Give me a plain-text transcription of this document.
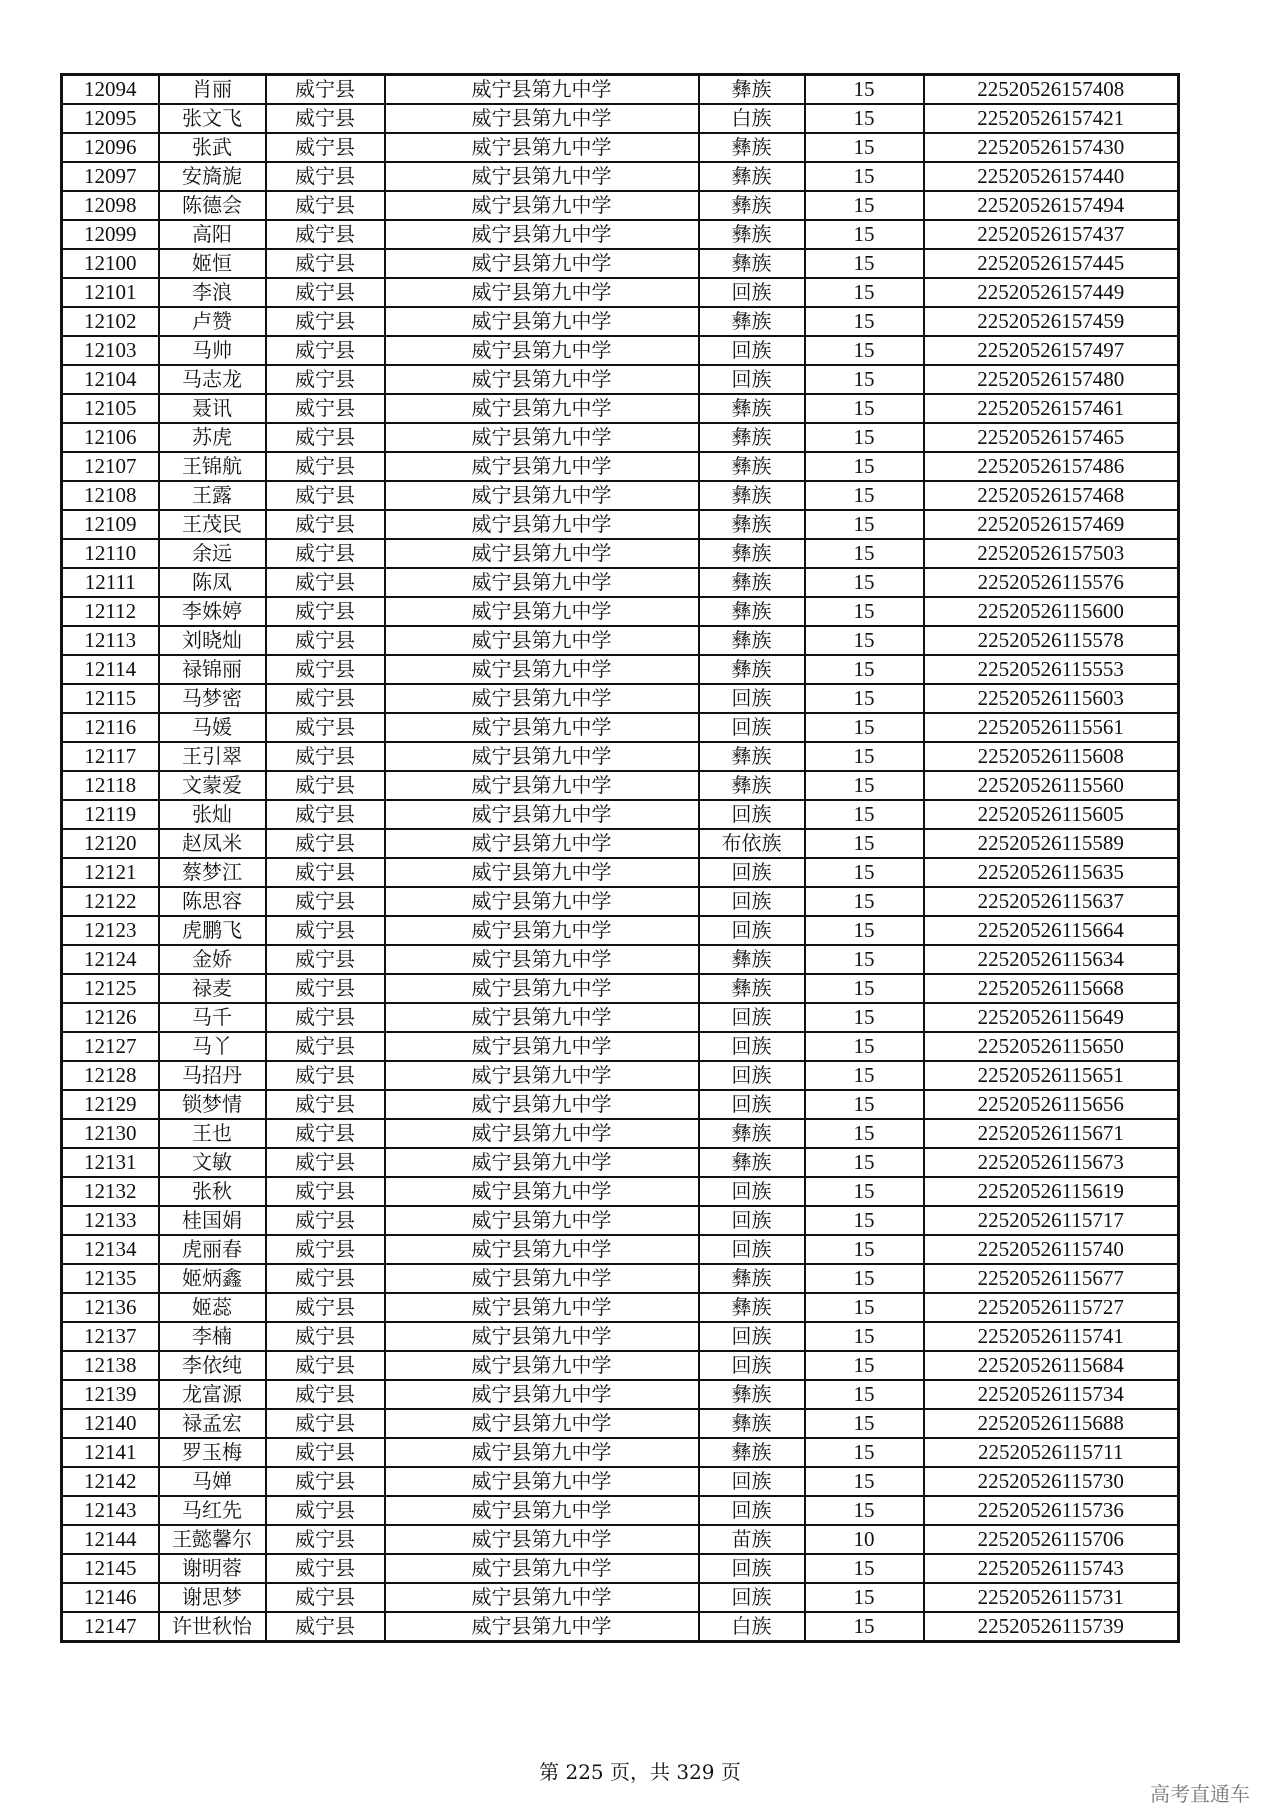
12094	肖丽	威宁县	威宁县第九中学	彝族	15	22520526157408
12095	张文飞	威宁县	威宁县第九中学	白族	15	22520526157421
12096	张武	威宁县	威宁县第九中学	彝族	15	22520526157430
12097	安旖旎	威宁县	威宁县第九中学	彝族	15	22520526157440
12098	陈德会	威宁县	威宁县第九中学	彝族	15	22520526157494
12099	高阳	威宁县	威宁县第九中学	彝族	15	22520526157437
12100	姬恒	威宁县	威宁县第九中学	彝族	15	22520526157445
12101	李浪	威宁县	威宁县第九中学	回族	15	22520526157449
12102	卢赞	威宁县	威宁县第九中学	彝族	15	22520526157459
12103	马帅	威宁县	威宁县第九中学	回族	15	22520526157497
12104	马志龙	威宁县	威宁县第九中学	回族	15	22520526157480
12105	聂讯	威宁县	威宁县第九中学	彝族	15	22520526157461
12106	苏虎	威宁县	威宁县第九中学	彝族	15	22520526157465
12107	王锦航	威宁县	威宁县第九中学	彝族	15	22520526157486
12108	王露	威宁县	威宁县第九中学	彝族	15	22520526157468
12109	王茂民	威宁县	威宁县第九中学	彝族	15	22520526157469
12110	余远	威宁县	威宁县第九中学	彝族	15	22520526157503
12111	陈凤	威宁县	威宁县第九中学	彝族	15	22520526115576
12112	李姝婷	威宁县	威宁县第九中学	彝族	15	22520526115600
12113	刘晓灿	威宁县	威宁县第九中学	彝族	15	22520526115578
12114	禄锦丽	威宁县	威宁县第九中学	彝族	15	22520526115553
12115	马梦密	威宁县	威宁县第九中学	回族	15	22520526115603
12116	马媛	威宁县	威宁县第九中学	回族	15	22520526115561
12117	王引翠	威宁县	威宁县第九中学	彝族	15	22520526115608
12118	文蒙爱	威宁县	威宁县第九中学	彝族	15	22520526115560
12119	张灿	威宁县	威宁县第九中学	回族	15	22520526115605
12120	赵凤米	威宁县	威宁县第九中学	布依族	15	22520526115589
12121	蔡梦江	威宁县	威宁县第九中学	回族	15	22520526115635
12122	陈思容	威宁县	威宁县第九中学	回族	15	22520526115637
12123	虎鹏飞	威宁县	威宁县第九中学	回族	15	22520526115664
12124	金娇	威宁县	威宁县第九中学	彝族	15	22520526115634
12125	禄麦	威宁县	威宁县第九中学	彝族	15	22520526115668
12126	马千	威宁县	威宁县第九中学	回族	15	22520526115649
12127	马丫	威宁县	威宁县第九中学	回族	15	22520526115650
12128	马招丹	威宁县	威宁县第九中学	回族	15	22520526115651
12129	锁梦情	威宁县	威宁县第九中学	回族	15	22520526115656
12130	王也	威宁县	威宁县第九中学	彝族	15	22520526115671
12131	文敏	威宁县	威宁县第九中学	彝族	15	22520526115673
12132	张秋	威宁县	威宁县第九中学	回族	15	22520526115619
12133	桂国娟	威宁县	威宁县第九中学	回族	15	22520526115717
12134	虎丽春	威宁县	威宁县第九中学	回族	15	22520526115740
12135	姬炳鑫	威宁县	威宁县第九中学	彝族	15	22520526115677
12136	姬蕊	威宁县	威宁县第九中学	彝族	15	22520526115727
12137	李楠	威宁县	威宁县第九中学	回族	15	22520526115741
12138	李依纯	威宁县	威宁县第九中学	回族	15	22520526115684
12139	龙富源	威宁县	威宁县第九中学	彝族	15	22520526115734
12140	禄孟宏	威宁县	威宁县第九中学	彝族	15	22520526115688
12141	罗玉梅	威宁县	威宁县第九中学	彝族	15	22520526115711
12142	马婵	威宁县	威宁县第九中学	回族	15	22520526115730
12143	马红先	威宁县	威宁县第九中学	回族	15	22520526115736
12144	王懿馨尔	威宁县	威宁县第九中学	苗族	10	22520526115706
12145	谢明蓉	威宁县	威宁县第九中学	回族	15	22520526115743
12146	谢思梦	威宁县	威宁县第九中学	回族	15	22520526115731
12147	许世秋怡	威宁县	威宁县第九中学	白族	15	22520526115739
第 225 页，共 329 页
高考直通车
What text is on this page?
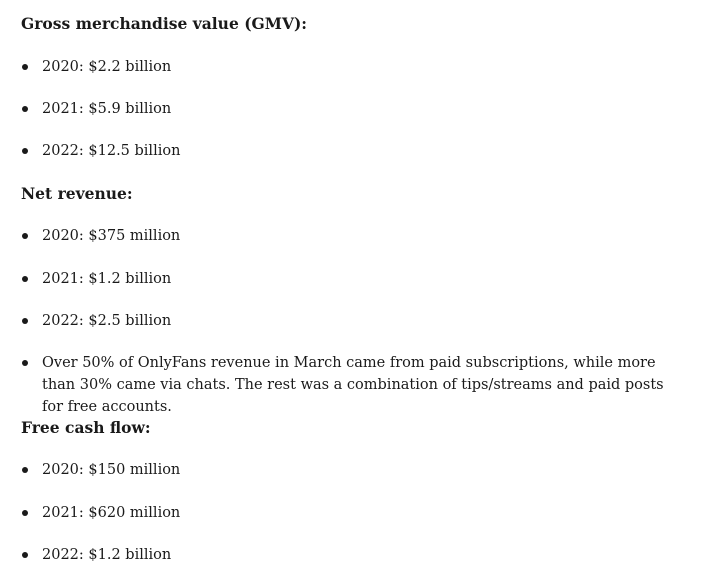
Gross merchandise value (GMV):
2020: $2.2 billion
2021: $5.9 billion
2022: $12.5 billion
Net revenue:
2020: $375 million
2021: $1.2 billion
2022: $2.5 billion
Over 50% of OnlyFans revenue in March came from paid subscriptions, while more than 30% came via chats. The rest was a combination of tips/streams and paid posts for free accounts.
Free cash flow:
2020: $150 million
2021: $620 million
2022: $1.2 billion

=== Stated goal ===
Transcribe the records above verbatim. Do not carry over any picture.

=== Task response ===
Give me a plain-text transcription of this document.
12094	肖丽	威宁县	威宁县第九中学	彝族	15	22520526157408
12095	张文飞	威宁县	威宁县第九中学	白族	15	22520526157421
12096	张武	威宁县	威宁县第九中学	彝族	15	22520526157430
12097	安旖旎	威宁县	威宁县第九中学	彝族	15	22520526157440
12098	陈德会	威宁县	威宁县第九中学	彝族	15	22520526157494
12099	高阳	威宁县	威宁县第九中学	彝族	15	22520526157437
12100	姬恒	威宁县	威宁县第九中学	彝族	15	22520526157445
12101	李浪	威宁县	威宁县第九中学	回族	15	22520526157449
12102	卢赞	威宁县	威宁县第九中学	彝族	15	22520526157459
12103	马帅	威宁县	威宁县第九中学	回族	15	22520526157497
12104	马志龙	威宁县	威宁县第九中学	回族	15	22520526157480
12105	聂讯	威宁县	威宁县第九中学	彝族	15	22520526157461
12106	苏虎	威宁县	威宁县第九中学	彝族	15	22520526157465
12107	王锦航	威宁县	威宁县第九中学	彝族	15	22520526157486
12108	王露	威宁县	威宁县第九中学	彝族	15	22520526157468
12109	王茂民	威宁县	威宁县第九中学	彝族	15	22520526157469
12110	余远	威宁县	威宁县第九中学	彝族	15	22520526157503
12111	陈凤	威宁县	威宁县第九中学	彝族	15	22520526115576
12112	李姝婷	威宁县	威宁县第九中学	彝族	15	22520526115600
12113	刘晓灿	威宁县	威宁县第九中学	彝族	15	22520526115578
12114	禄锦丽	威宁县	威宁县第九中学	彝族	15	22520526115553
12115	马梦密	威宁县	威宁县第九中学	回族	15	22520526115603
12116	马媛	威宁县	威宁县第九中学	回族	15	22520526115561
12117	王引翠	威宁县	威宁县第九中学	彝族	15	22520526115608
12118	文蒙爱	威宁县	威宁县第九中学	彝族	15	22520526115560
12119	张灿	威宁县	威宁县第九中学	回族	15	22520526115605
12120	赵凤米	威宁县	威宁县第九中学	布依族	15	22520526115589
12121	蔡梦江	威宁县	威宁县第九中学	回族	15	22520526115635
12122	陈思容	威宁县	威宁县第九中学	回族	15	22520526115637
12123	虎鹏飞	威宁县	威宁县第九中学	回族	15	22520526115664
12124	金娇	威宁县	威宁县第九中学	彝族	15	22520526115634
12125	禄麦	威宁县	威宁县第九中学	彝族	15	22520526115668
12126	马千	威宁县	威宁县第九中学	回族	15	22520526115649
12127	马丫	威宁县	威宁县第九中学	回族	15	22520526115650
12128	马招丹	威宁县	威宁县第九中学	回族	15	22520526115651
12129	锁梦情	威宁县	威宁县第九中学	回族	15	22520526115656
12130	王也	威宁县	威宁县第九中学	彝族	15	22520526115671
12131	文敏	威宁县	威宁县第九中学	彝族	15	22520526115673
12132	张秋	威宁县	威宁县第九中学	回族	15	22520526115619
12133	桂国娟	威宁县	威宁县第九中学	回族	15	22520526115717
12134	虎丽春	威宁县	威宁县第九中学	回族	15	22520526115740
12135	姬炳鑫	威宁县	威宁县第九中学	彝族	15	22520526115677
12136	姬蕊	威宁县	威宁县第九中学	彝族	15	22520526115727
12137	李楠	威宁县	威宁县第九中学	回族	15	22520526115741
12138	李依纯	威宁县	威宁县第九中学	回族	15	22520526115684
12139	龙富源	威宁县	威宁县第九中学	彝族	15	22520526115734
12140	禄孟宏	威宁县	威宁县第九中学	彝族	15	22520526115688
12141	罗玉梅	威宁县	威宁县第九中学	彝族	15	22520526115711
12142	马婵	威宁县	威宁县第九中学	回族	15	22520526115730
12143	马红先	威宁县	威宁县第九中学	回族	15	22520526115736
12144	王懿馨尔	威宁县	威宁县第九中学	苗族	10	22520526115706
12145	谢明蓉	威宁县	威宁县第九中学	回族	15	22520526115743
12146	谢思梦	威宁县	威宁县第九中学	回族	15	22520526115731
12147	许世秋怡	威宁县	威宁县第九中学	白族	15	22520526115739
第 225 页，共 329 页
高考直通车
What text is on this page?
Gross merchandise value (GMV):
2020: $2.2 billion
2021: $5.9 billion
2022: $12.5 billion
Net revenue:
2020: $375 million
2021: $1.2 billion
2022: $2.5 billion
Over 50% of OnlyFans revenue in March came from paid subscriptions, while more than 30% came via chats. The rest was a combination of tips/streams and paid posts for free accounts.
Free cash flow:
2020: $150 million
2021: $620 million
2022: $1.2 billion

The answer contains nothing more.